Exercise directions:
Without the pictures, print each of the records below exactly as it appears.

— start Recorded information —

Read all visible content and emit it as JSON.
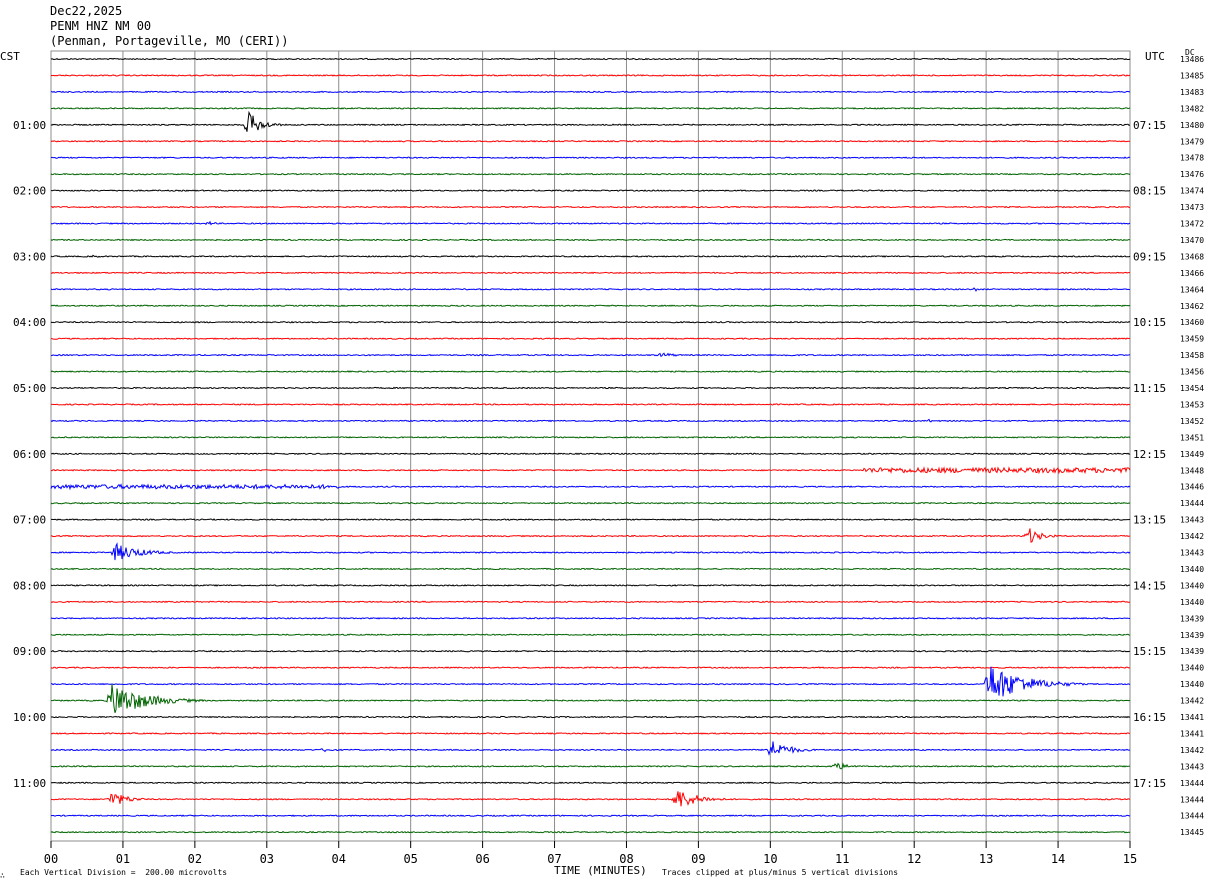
{
  "header": {
    "date": "Dec22,2025",
    "station": "PENM HNZ NM 00",
    "location": "(Penman, Portageville, MO (CERI))"
  },
  "left_axis_label": "CST",
  "right_axis_label": "UTC",
  "dc_label": "DC",
  "footer": {
    "scale_note": "Each Vertical Division =  200.00 microvolts",
    "xlabel": "TIME (MINUTES)",
    "clip_note": "Traces clipped at plus/minus 5 vertical divisions",
    "corner_mark": "∴"
  },
  "colors": {
    "trace_cycle": [
      "#000000",
      "#ff0000",
      "#0000ff",
      "#006400"
    ],
    "grid": "#8c8c8c"
  },
  "chart_data": {
    "type": "line",
    "title": "PENM HNZ NM 00",
    "xlabel": "TIME (MINUTES)",
    "xlim": [
      0,
      15
    ],
    "x_ticks": [
      "00",
      "01",
      "02",
      "03",
      "04",
      "05",
      "06",
      "07",
      "08",
      "09",
      "10",
      "11",
      "12",
      "13",
      "14",
      "15"
    ],
    "trace_count": 48,
    "minutes_per_trace": 15,
    "left_hour_labels": [
      {
        "trace": 4,
        "label": "01:00"
      },
      {
        "trace": 8,
        "label": "02:00"
      },
      {
        "trace": 12,
        "label": "03:00"
      },
      {
        "trace": 16,
        "label": "04:00"
      },
      {
        "trace": 20,
        "label": "05:00"
      },
      {
        "trace": 24,
        "label": "06:00"
      },
      {
        "trace": 28,
        "label": "07:00"
      },
      {
        "trace": 32,
        "label": "08:00"
      },
      {
        "trace": 36,
        "label": "09:00"
      },
      {
        "trace": 40,
        "label": "10:00"
      },
      {
        "trace": 44,
        "label": "11:00"
      }
    ],
    "right_hour_labels": [
      {
        "trace": 4,
        "label": "07:15"
      },
      {
        "trace": 8,
        "label": "08:15"
      },
      {
        "trace": 12,
        "label": "09:15"
      },
      {
        "trace": 16,
        "label": "10:15"
      },
      {
        "trace": 20,
        "label": "11:15"
      },
      {
        "trace": 24,
        "label": "12:15"
      },
      {
        "trace": 28,
        "label": "13:15"
      },
      {
        "trace": 32,
        "label": "14:15"
      },
      {
        "trace": 36,
        "label": "15:15"
      },
      {
        "trace": 40,
        "label": "16:15"
      },
      {
        "trace": 44,
        "label": "17:15"
      }
    ],
    "dc_offsets": [
      "13486",
      "13485",
      "13483",
      "13482",
      "13480",
      "13479",
      "13478",
      "13476",
      "13474",
      "13473",
      "13472",
      "13470",
      "13468",
      "13466",
      "13464",
      "13462",
      "13460",
      "13459",
      "13458",
      "13456",
      "13454",
      "13453",
      "13452",
      "13451",
      "13449",
      "13448",
      "13446",
      "13444",
      "13443",
      "13442",
      "13443",
      "13440",
      "13440",
      "13440",
      "13439",
      "13439",
      "13439",
      "13440",
      "13440",
      "13442",
      "13441",
      "13441",
      "13442",
      "13443",
      "13444",
      "13444",
      "13444",
      "13445"
    ],
    "events": [
      {
        "trace": 4,
        "minute": 2.75,
        "amplitude": 1.6,
        "duration": 0.5
      },
      {
        "trace": 10,
        "minute": 2.2,
        "amplitude": 0.25,
        "duration": 0.3
      },
      {
        "trace": 12,
        "minute": 0.6,
        "amplitude": 0.2,
        "duration": 0.3
      },
      {
        "trace": 14,
        "minute": 12.85,
        "amplitude": 0.3,
        "duration": 0.1
      },
      {
        "trace": 18,
        "minute": 8.5,
        "amplitude": 0.35,
        "duration": 0.5
      },
      {
        "trace": 18,
        "minute": 10.25,
        "amplitude": 0.25,
        "duration": 0.2
      },
      {
        "trace": 22,
        "minute": 12.2,
        "amplitude": 0.2,
        "duration": 0.3
      },
      {
        "trace": 29,
        "minute": 13.6,
        "amplitude": 1.0,
        "duration": 0.5
      },
      {
        "trace": 30,
        "minute": 0.9,
        "amplitude": 1.1,
        "duration": 1.0
      },
      {
        "trace": 38,
        "minute": 13.05,
        "amplitude": 2.6,
        "duration": 1.3
      },
      {
        "trace": 39,
        "minute": 0.85,
        "amplitude": 2.2,
        "duration": 1.3
      },
      {
        "trace": 42,
        "minute": 3.8,
        "amplitude": 0.25,
        "duration": 0.4
      },
      {
        "trace": 42,
        "minute": 10.0,
        "amplitude": 1.3,
        "duration": 0.7
      },
      {
        "trace": 43,
        "minute": 10.9,
        "amplitude": 0.5,
        "duration": 0.6
      },
      {
        "trace": 45,
        "minute": 0.85,
        "amplitude": 1.0,
        "duration": 0.6
      },
      {
        "trace": 45,
        "minute": 8.7,
        "amplitude": 1.4,
        "duration": 0.8
      }
    ],
    "elevated_noise": [
      {
        "trace": 25,
        "from": 11.3,
        "to": 15,
        "amplitude": 0.3
      },
      {
        "trace": 26,
        "from": 0,
        "to": 4,
        "amplitude": 0.25
      }
    ]
  }
}
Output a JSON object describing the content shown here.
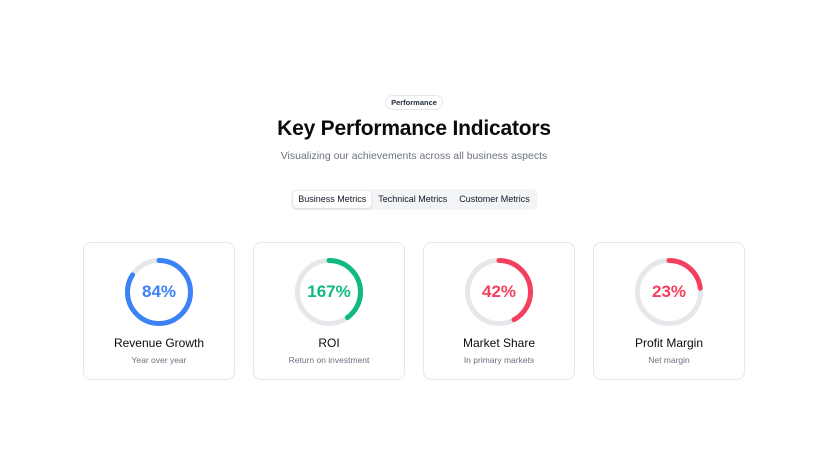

— end Recorded information —

Reply:
Read all visible content and emit it as JSON.
{
  "header": {
    "date": "Dec22,2025",
    "station": "PENM HNZ NM 00",
    "location": "(Penman, Portageville, MO (CERI))"
  },
  "left_axis_label": "CST",
  "right_axis_label": "UTC",
  "dc_label": "DC",
  "footer": {
    "scale_note": "Each Vertical Division =  200.00 microvolts",
    "xlabel": "TIME (MINUTES)",
    "clip_note": "Traces clipped at plus/minus 5 vertical divisions",
    "corner_mark": "∴"
  },
  "colors": {
    "trace_cycle": [
      "#000000",
      "#ff0000",
      "#0000ff",
      "#006400"
    ],
    "grid": "#8c8c8c"
  },
  "chart_data": {
    "type": "line",
    "title": "PENM HNZ NM 00",
    "xlabel": "TIME (MINUTES)",
    "xlim": [
      0,
      15
    ],
    "x_ticks": [
      "00",
      "01",
      "02",
      "03",
      "04",
      "05",
      "06",
      "07",
      "08",
      "09",
      "10",
      "11",
      "12",
      "13",
      "14",
      "15"
    ],
    "trace_count": 48,
    "minutes_per_trace": 15,
    "left_hour_labels": [
      {
        "trace": 4,
        "label": "01:00"
      },
      {
        "trace": 8,
        "label": "02:00"
      },
      {
        "trace": 12,
        "label": "03:00"
      },
      {
        "trace": 16,
        "label": "04:00"
      },
      {
        "trace": 20,
        "label": "05:00"
      },
      {
        "trace": 24,
        "label": "06:00"
      },
      {
        "trace": 28,
        "label": "07:00"
      },
      {
        "trace": 32,
        "label": "08:00"
      },
      {
        "trace": 36,
        "label": "09:00"
      },
      {
        "trace": 40,
        "label": "10:00"
      },
      {
        "trace": 44,
        "label": "11:00"
      }
    ],
    "right_hour_labels": [
      {
        "trace": 4,
        "label": "07:15"
      },
      {
        "trace": 8,
        "label": "08:15"
      },
      {
        "trace": 12,
        "label": "09:15"
      },
      {
        "trace": 16,
        "label": "10:15"
      },
      {
        "trace": 20,
        "label": "11:15"
      },
      {
        "trace": 24,
        "label": "12:15"
      },
      {
        "trace": 28,
        "label": "13:15"
      },
      {
        "trace": 32,
        "label": "14:15"
      },
      {
        "trace": 36,
        "label": "15:15"
      },
      {
        "trace": 40,
        "label": "16:15"
      },
      {
        "trace": 44,
        "label": "17:15"
      }
    ],
    "dc_offsets": [
      "13486",
      "13485",
      "13483",
      "13482",
      "13480",
      "13479",
      "13478",
      "13476",
      "13474",
      "13473",
      "13472",
      "13470",
      "13468",
      "13466",
      "13464",
      "13462",
      "13460",
      "13459",
      "13458",
      "13456",
      "13454",
      "13453",
      "13452",
      "13451",
      "13449",
      "13448",
      "13446",
      "13444",
      "13443",
      "13442",
      "13443",
      "13440",
      "13440",
      "13440",
      "13439",
      "13439",
      "13439",
      "13440",
      "13440",
      "13442",
      "13441",
      "13441",
      "13442",
      "13443",
      "13444",
      "13444",
      "13444",
      "13445"
    ],
    "events": [
      {
        "trace": 4,
        "minute": 2.75,
        "amplitude": 1.6,
        "duration": 0.5
      },
      {
        "trace": 10,
        "minute": 2.2,
        "amplitude": 0.25,
        "duration": 0.3
      },
      {
        "trace": 12,
        "minute": 0.6,
        "amplitude": 0.2,
        "duration": 0.3
      },
      {
        "trace": 14,
        "minute": 12.85,
        "amplitude": 0.3,
        "duration": 0.1
      },
      {
        "trace": 18,
        "minute": 8.5,
        "amplitude": 0.35,
        "duration": 0.5
      },
      {
        "trace": 18,
        "minute": 10.25,
        "amplitude": 0.25,
        "duration": 0.2
      },
      {
        "trace": 22,
        "minute": 12.2,
        "amplitude": 0.2,
        "duration": 0.3
      },
      {
        "trace": 29,
        "minute": 13.6,
        "amplitude": 1.0,
        "duration": 0.5
      },
      {
        "trace": 30,
        "minute": 0.9,
        "amplitude": 1.1,
        "duration": 1.0
      },
      {
        "trace": 38,
        "minute": 13.05,
        "amplitude": 2.6,
        "duration": 1.3
      },
      {
        "trace": 39,
        "minute": 0.85,
        "amplitude": 2.2,
        "duration": 1.3
      },
      {
        "trace": 42,
        "minute": 3.8,
        "amplitude": 0.25,
        "duration": 0.4
      },
      {
        "trace": 42,
        "minute": 10.0,
        "amplitude": 1.3,
        "duration": 0.7
      },
      {
        "trace": 43,
        "minute": 10.9,
        "amplitude": 0.5,
        "duration": 0.6
      },
      {
        "trace": 45,
        "minute": 0.85,
        "amplitude": 1.0,
        "duration": 0.6
      },
      {
        "trace": 45,
        "minute": 8.7,
        "amplitude": 1.4,
        "duration": 0.8
      }
    ],
    "elevated_noise": [
      {
        "trace": 25,
        "from": 11.3,
        "to": 15,
        "amplitude": 0.3
      },
      {
        "trace": 26,
        "from": 0,
        "to": 4,
        "amplitude": 0.25
      }
    ]
  }
}
Output a JSON object describing the content shown here.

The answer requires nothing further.